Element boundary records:

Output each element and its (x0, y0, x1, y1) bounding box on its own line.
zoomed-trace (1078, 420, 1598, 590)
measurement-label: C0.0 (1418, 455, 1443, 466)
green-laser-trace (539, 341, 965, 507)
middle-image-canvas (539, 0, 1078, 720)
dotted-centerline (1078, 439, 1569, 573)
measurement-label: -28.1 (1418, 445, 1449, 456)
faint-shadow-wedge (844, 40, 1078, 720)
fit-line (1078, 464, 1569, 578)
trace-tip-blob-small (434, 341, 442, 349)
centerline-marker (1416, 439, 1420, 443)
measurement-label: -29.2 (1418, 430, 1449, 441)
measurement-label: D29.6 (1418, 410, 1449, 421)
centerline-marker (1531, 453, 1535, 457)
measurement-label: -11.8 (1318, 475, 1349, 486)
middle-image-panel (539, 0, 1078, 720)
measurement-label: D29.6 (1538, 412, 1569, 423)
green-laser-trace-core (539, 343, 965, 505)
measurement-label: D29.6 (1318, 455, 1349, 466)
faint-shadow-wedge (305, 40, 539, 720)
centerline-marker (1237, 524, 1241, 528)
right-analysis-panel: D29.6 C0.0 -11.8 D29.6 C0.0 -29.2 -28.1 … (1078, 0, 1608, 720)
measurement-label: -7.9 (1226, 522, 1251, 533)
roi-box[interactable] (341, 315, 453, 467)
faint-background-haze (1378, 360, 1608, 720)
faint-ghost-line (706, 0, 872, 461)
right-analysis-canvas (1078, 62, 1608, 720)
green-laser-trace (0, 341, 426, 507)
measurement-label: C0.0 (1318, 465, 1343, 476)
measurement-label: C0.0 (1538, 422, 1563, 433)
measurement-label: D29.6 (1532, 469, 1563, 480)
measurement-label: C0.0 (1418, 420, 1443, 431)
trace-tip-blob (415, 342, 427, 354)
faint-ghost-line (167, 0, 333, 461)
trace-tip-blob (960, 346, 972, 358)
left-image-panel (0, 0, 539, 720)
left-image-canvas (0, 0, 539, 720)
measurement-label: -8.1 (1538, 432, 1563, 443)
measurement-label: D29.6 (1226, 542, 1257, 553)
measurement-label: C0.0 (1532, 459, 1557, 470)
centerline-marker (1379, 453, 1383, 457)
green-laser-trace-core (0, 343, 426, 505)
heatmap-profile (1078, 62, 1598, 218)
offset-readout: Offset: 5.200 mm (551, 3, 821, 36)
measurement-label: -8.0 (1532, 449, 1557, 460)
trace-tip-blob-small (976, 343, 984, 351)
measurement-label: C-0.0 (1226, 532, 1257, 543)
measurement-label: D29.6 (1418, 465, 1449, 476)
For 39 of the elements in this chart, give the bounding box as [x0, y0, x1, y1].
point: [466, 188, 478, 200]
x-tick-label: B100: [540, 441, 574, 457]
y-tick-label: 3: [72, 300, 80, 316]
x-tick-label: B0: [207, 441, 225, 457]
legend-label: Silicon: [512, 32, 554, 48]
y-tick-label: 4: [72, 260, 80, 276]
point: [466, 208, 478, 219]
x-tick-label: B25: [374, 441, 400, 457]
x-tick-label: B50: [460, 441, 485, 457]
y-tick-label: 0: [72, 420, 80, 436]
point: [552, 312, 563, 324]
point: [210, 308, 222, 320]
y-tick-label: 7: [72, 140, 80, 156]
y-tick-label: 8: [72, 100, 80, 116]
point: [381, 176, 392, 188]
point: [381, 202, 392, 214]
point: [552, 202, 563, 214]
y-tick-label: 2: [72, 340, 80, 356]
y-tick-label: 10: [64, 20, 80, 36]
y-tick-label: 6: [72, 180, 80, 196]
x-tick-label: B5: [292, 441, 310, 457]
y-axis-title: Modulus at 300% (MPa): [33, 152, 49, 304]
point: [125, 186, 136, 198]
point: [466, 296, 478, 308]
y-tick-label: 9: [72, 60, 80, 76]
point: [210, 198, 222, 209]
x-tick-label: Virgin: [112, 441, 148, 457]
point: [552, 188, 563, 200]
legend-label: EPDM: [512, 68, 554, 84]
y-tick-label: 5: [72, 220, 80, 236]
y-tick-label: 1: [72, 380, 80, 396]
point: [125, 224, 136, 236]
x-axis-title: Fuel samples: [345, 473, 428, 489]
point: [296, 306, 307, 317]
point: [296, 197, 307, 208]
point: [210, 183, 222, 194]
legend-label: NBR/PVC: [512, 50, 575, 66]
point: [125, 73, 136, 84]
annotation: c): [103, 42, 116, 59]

* Exercise *
Give every line of the items above as a JSON list of strings, one string per line, leaving out blank lines.

* Written response *
[
  "Output each element and its (x0, y0, x1, y1) bounding box on its own line.",
  "zoomed-trace (1078, 420, 1598, 590)",
  "measurement-label: C0.0 (1418, 455, 1443, 466)",
  "green-laser-trace (539, 341, 965, 507)",
  "middle-image-canvas (539, 0, 1078, 720)",
  "dotted-centerline (1078, 439, 1569, 573)",
  "measurement-label: -28.1 (1418, 445, 1449, 456)",
  "faint-shadow-wedge (844, 40, 1078, 720)",
  "fit-line (1078, 464, 1569, 578)",
  "trace-tip-blob-small (434, 341, 442, 349)",
  "centerline-marker (1416, 439, 1420, 443)",
  "measurement-label: -29.2 (1418, 430, 1449, 441)",
  "measurement-label: D29.6 (1418, 410, 1449, 421)",
  "centerline-marker (1531, 453, 1535, 457)",
  "measurement-label: -11.8 (1318, 475, 1349, 486)",
  "middle-image-panel (539, 0, 1078, 720)",
  "measurement-label: D29.6 (1538, 412, 1569, 423)",
  "green-laser-trace-core (539, 343, 965, 505)",
  "measurement-label: D29.6 (1318, 455, 1349, 466)",
  "faint-shadow-wedge (305, 40, 539, 720)",
  "centerline-marker (1237, 524, 1241, 528)",
  "right-analysis-panel: D29.6 C0.0 -11.8 D29.6 C0.0 -29.2 -28.1 … (1078, 0, 1608, 720)",
  "measurement-label: -7.9 (1226, 522, 1251, 533)",
  "roi-box[interactable] (341, 315, 453, 467)",
  "faint-background-haze (1378, 360, 1608, 720)",
  "faint-ghost-line (706, 0, 872, 461)",
  "right-analysis-canvas (1078, 62, 1608, 720)",
  "green-laser-trace (0, 341, 426, 507)",
  "measurement-label: C0.0 (1318, 465, 1343, 476)",
  "measurement-label: C0.0 (1538, 422, 1563, 433)",
  "measurement-label: D29.6 (1532, 469, 1563, 480)",
  "measurement-label: C0.0 (1418, 420, 1443, 431)",
  "trace-tip-blob (415, 342, 427, 354)",
  "faint-ghost-line (167, 0, 333, 461)",
  "trace-tip-blob (960, 346, 972, 358)",
  "left-image-panel (0, 0, 539, 720)",
  "left-image-canvas (0, 0, 539, 720)",
  "measurement-label: -8.1 (1538, 432, 1563, 443)",
  "measurement-label: D29.6 (1226, 542, 1257, 553)",
  "measurement-label: C0.0 (1532, 459, 1557, 470)",
  "centerline-marker (1379, 453, 1383, 457)",
  "green-laser-trace-core (0, 343, 426, 505)",
  "heatmap-profile (1078, 62, 1598, 218)",
  "offset-readout: Offset: 5.200 mm (551, 3, 821, 36)",
  "measurement-label: -8.0 (1532, 449, 1557, 460)",
  "trace-tip-blob-small (976, 343, 984, 351)",
  "measurement-label: C-0.0 (1226, 532, 1257, 543)",
  "measurement-label: D29.6 (1418, 465, 1449, 476)",
  "For 39 of the elements in this chart, give the bounding box as [x0, y0, x1, y1].",
  "point: [466, 188, 478, 200]",
  "x-tick-label: B100: [540, 441, 574, 457]",
  "y-tick-label: 3: [72, 300, 80, 316]",
  "x-tick-label: B0: [207, 441, 225, 457]",
  "legend-label: Silicon: [512, 32, 554, 48]",
  "y-tick-label: 4: [72, 260, 80, 276]",
  "point: [466, 208, 478, 219]",
  "x-tick-label: B25: [374, 441, 400, 457]",
  "x-tick-label: B50: [460, 441, 485, 457]",
  "y-tick-label: 0: [72, 420, 80, 436]",
  "point: [552, 312, 563, 324]",
  "point: [210, 308, 222, 320]",
  "y-tick-label: 7: [72, 140, 80, 156]",
  "y-tick-label: 8: [72, 100, 80, 116]",
  "point: [381, 176, 392, 188]",
  "point: [381, 202, 392, 214]",
  "point: [552, 202, 563, 214]",
  "y-tick-label: 2: [72, 340, 80, 356]",
  "y-tick-label: 10: [64, 20, 80, 36]",
  "y-tick-label: 6: [72, 180, 80, 196]",
  "x-tick-label: B5: [292, 441, 310, 457]",
  "y-axis-title: Modulus at 300% (MPa): [33, 152, 49, 304]",
  "point: [125, 186, 136, 198]",
  "point: [466, 296, 478, 308]",
  "y-tick-label: 9: [72, 60, 80, 76]",
  "point: [210, 198, 222, 209]",
  "x-tick-label: Virgin: [112, 441, 148, 457]",
  "point: [552, 188, 563, 200]",
  "legend-label: EPDM: [512, 68, 554, 84]",
  "y-tick-label: 5: [72, 220, 80, 236]",
  "y-tick-label: 1: [72, 380, 80, 396]",
  "point: [125, 224, 136, 236]",
  "x-axis-title: Fuel samples: [345, 473, 428, 489]",
  "point: [296, 306, 307, 317]",
  "point: [296, 197, 307, 208]",
  "point: [210, 183, 222, 194]",
  "legend-label: NBR/PVC: [512, 50, 575, 66]",
  "point: [125, 73, 136, 84]",
  "annotation: c): [103, 42, 116, 59]"
]